PROBLEM STATEMENT
Could you transcribe the material below exactly, without leaving out a single line?

Start of EXERCISE INPUT

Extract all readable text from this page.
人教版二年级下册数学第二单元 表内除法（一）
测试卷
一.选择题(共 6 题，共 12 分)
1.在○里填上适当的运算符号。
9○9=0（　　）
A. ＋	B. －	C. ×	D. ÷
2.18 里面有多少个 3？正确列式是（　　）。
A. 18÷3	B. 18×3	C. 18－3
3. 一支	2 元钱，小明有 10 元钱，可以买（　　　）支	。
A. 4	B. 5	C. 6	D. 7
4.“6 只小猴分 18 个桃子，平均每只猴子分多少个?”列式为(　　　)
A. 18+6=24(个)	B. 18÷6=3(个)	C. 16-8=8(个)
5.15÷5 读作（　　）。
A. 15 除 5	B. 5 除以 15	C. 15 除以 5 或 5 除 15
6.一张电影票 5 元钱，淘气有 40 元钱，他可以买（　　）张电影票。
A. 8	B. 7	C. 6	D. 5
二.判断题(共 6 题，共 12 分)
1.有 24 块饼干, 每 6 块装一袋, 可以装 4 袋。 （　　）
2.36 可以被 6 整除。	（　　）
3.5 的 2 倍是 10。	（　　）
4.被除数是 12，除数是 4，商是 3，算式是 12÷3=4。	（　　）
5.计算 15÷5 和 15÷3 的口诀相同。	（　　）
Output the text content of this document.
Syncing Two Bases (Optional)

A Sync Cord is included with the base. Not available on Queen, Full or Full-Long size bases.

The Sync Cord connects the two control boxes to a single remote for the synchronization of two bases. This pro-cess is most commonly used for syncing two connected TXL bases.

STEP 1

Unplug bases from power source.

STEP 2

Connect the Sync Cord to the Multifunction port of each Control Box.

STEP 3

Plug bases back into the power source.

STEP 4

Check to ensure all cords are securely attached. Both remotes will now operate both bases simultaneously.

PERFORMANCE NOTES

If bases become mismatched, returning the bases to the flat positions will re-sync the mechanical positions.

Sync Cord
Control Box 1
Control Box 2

End of EXERCISE INPUT

CORRECT RESPONSE
Extract all readable text from this page.
人教版二年级下册数学第二单元 表内除法（一）
测试卷
一.选择题(共 6 题，共 12 分)
1.在○里填上适当的运算符号。
9○9=0（　　）
A. ＋	B. －	C. ×	D. ÷
2.18 里面有多少个 3？正确列式是（　　）。
A. 18÷3	B. 18×3	C. 18－3
3. 一支	2 元钱，小明有 10 元钱，可以买（　　　）支	。
A. 4	B. 5	C. 6	D. 7
4.“6 只小猴分 18 个桃子，平均每只猴子分多少个?”列式为(　　　)
A. 18+6=24(个)	B. 18÷6=3(个)	C. 16-8=8(个)
5.15÷5 读作（　　）。
A. 15 除 5	B. 5 除以 15	C. 15 除以 5 或 5 除 15
6.一张电影票 5 元钱，淘气有 40 元钱，他可以买（　　）张电影票。
A. 8	B. 7	C. 6	D. 5
二.判断题(共 6 题，共 12 分)
1.有 24 块饼干, 每 6 块装一袋, 可以装 4 袋。 （　　）
2.36 可以被 6 整除。	（　　）
3.5 的 2 倍是 10。	（　　）
4.被除数是 12，除数是 4，商是 3，算式是 12÷3=4。	（　　）
5.计算 15÷5 和 15÷3 的口诀相同。	（　　）
Output the text content of this document.
Syncing Two Bases (Optional)

A Sync Cord is included with the base. Not available on Queen, Full or Full-Long size bases.

The Sync Cord connects the two control boxes to a single remote for the synchronization of two bases. This pro-cess is most commonly used for syncing two connected TXL bases.

STEP 1

Unplug bases from power source.

STEP 2

Connect the Sync Cord to the Multifunction port of each Control Box.

STEP 3

Plug bases back into the power source.

STEP 4

Check to ensure all cords are securely attached. Both remotes will now operate both bases simultaneously.

PERFORMANCE NOTES

If bases become mismatched, returning the bases to the flat positions will re-sync the mechanical positions.

Sync Cord
Control Box 1
Control Box 2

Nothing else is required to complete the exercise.